■ **AIM**
Gather all lines with "badge" from the records.

(Stored data)
"""
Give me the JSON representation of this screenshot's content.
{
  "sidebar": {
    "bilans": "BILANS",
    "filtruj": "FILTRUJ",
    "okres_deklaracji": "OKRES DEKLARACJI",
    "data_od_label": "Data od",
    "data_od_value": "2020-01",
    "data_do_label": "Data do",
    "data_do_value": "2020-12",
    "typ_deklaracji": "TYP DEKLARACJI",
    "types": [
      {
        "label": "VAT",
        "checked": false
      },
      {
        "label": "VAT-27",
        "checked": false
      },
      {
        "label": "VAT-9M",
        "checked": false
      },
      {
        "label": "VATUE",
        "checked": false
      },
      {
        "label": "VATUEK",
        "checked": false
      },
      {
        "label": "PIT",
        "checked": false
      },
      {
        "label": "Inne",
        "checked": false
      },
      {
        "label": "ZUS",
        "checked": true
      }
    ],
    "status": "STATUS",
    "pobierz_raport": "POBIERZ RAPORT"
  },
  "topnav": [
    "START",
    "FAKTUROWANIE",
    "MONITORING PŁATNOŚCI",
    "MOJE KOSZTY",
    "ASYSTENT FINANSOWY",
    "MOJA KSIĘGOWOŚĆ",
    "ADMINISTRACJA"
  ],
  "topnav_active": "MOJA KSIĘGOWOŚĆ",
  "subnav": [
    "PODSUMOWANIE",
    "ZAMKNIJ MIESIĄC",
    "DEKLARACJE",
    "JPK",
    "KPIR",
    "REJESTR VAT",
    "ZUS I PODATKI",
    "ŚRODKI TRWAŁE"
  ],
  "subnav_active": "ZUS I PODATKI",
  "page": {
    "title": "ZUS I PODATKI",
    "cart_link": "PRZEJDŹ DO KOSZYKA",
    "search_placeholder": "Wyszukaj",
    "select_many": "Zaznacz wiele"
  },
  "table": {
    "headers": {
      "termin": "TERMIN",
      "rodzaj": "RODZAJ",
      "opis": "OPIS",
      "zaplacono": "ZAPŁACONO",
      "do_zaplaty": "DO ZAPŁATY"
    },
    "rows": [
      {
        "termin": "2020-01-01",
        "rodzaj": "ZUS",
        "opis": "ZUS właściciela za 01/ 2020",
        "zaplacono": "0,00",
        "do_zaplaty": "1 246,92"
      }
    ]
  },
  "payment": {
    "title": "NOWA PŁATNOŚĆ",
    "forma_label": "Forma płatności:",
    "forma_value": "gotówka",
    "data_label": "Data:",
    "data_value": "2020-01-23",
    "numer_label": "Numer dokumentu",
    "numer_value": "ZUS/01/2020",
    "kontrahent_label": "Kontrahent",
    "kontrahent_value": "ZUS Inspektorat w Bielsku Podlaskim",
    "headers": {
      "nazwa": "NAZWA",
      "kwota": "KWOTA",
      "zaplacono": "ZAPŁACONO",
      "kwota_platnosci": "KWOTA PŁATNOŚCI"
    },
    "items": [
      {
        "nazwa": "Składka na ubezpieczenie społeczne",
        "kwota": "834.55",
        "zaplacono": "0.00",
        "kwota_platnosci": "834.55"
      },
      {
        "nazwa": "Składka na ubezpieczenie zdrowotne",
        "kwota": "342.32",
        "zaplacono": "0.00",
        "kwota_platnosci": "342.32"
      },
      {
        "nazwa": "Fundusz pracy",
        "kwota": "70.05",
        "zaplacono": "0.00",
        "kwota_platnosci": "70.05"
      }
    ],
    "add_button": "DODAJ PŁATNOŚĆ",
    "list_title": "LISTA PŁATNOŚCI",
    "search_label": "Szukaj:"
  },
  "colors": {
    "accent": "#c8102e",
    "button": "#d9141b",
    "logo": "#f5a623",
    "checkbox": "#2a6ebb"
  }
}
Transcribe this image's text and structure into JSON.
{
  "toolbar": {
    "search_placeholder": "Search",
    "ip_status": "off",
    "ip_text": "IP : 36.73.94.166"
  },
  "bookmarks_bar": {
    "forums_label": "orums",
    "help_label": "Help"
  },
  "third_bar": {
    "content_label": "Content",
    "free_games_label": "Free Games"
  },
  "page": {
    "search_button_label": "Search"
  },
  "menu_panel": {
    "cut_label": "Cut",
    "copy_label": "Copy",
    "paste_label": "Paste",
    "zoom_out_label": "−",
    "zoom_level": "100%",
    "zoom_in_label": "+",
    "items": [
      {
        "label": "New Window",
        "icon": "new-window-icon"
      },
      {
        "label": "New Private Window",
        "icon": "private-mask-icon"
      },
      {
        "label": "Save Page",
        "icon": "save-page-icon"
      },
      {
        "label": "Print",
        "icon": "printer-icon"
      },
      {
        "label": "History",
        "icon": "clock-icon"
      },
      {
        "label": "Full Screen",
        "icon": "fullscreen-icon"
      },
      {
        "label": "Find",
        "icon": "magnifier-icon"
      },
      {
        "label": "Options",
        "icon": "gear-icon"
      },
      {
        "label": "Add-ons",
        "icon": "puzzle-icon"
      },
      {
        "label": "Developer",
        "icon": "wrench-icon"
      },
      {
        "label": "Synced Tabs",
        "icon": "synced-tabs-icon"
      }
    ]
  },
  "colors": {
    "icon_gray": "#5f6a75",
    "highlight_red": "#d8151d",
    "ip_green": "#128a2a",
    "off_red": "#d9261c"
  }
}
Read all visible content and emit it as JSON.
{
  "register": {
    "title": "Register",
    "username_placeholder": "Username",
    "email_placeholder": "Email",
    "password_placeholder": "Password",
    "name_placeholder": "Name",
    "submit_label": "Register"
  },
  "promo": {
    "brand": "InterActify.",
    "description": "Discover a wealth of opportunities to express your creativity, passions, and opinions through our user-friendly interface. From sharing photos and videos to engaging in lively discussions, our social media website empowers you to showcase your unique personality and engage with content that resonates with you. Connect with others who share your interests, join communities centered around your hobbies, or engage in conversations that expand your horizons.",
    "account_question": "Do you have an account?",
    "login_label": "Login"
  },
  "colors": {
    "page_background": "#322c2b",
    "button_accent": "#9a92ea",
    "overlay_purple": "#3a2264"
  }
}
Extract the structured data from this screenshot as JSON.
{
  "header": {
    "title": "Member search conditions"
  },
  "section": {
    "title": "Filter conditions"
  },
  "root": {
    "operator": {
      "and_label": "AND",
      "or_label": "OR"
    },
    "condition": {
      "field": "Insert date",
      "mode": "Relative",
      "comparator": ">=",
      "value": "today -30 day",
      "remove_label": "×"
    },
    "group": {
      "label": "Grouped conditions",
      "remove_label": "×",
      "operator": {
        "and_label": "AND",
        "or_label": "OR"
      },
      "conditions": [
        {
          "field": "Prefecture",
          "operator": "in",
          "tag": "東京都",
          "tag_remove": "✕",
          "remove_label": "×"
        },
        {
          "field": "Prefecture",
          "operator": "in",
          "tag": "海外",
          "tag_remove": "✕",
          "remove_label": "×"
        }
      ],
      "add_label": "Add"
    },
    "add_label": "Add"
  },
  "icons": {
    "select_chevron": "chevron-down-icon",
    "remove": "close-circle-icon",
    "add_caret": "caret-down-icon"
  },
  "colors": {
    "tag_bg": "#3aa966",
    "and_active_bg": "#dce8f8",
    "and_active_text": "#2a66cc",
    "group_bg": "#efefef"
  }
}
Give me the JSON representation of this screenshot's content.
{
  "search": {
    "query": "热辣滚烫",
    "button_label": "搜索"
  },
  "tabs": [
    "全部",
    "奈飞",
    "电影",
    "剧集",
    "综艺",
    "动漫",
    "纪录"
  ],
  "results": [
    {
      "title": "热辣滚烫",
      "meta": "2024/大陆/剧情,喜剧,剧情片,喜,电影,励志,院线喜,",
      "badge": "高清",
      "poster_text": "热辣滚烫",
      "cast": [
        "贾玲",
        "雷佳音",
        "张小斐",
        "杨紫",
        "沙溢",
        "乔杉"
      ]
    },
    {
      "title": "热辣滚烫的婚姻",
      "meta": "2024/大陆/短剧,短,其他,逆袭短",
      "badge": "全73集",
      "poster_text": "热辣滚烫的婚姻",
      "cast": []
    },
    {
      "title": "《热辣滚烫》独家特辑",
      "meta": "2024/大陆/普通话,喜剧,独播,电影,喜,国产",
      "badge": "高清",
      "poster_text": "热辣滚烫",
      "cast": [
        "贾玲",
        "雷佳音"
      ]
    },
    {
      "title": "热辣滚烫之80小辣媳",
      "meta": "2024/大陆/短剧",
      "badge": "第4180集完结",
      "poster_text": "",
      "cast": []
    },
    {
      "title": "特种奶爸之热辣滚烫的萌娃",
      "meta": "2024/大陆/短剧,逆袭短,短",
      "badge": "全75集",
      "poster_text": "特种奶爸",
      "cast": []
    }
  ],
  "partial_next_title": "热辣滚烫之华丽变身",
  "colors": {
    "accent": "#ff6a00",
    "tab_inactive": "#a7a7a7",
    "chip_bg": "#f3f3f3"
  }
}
"""
■ **FULL ANSWER**
      "badge": "高清",
      "badge": "全73集",
      "badge": "高清",
      "badge": "第4180集完结",
      "badge": "全75集",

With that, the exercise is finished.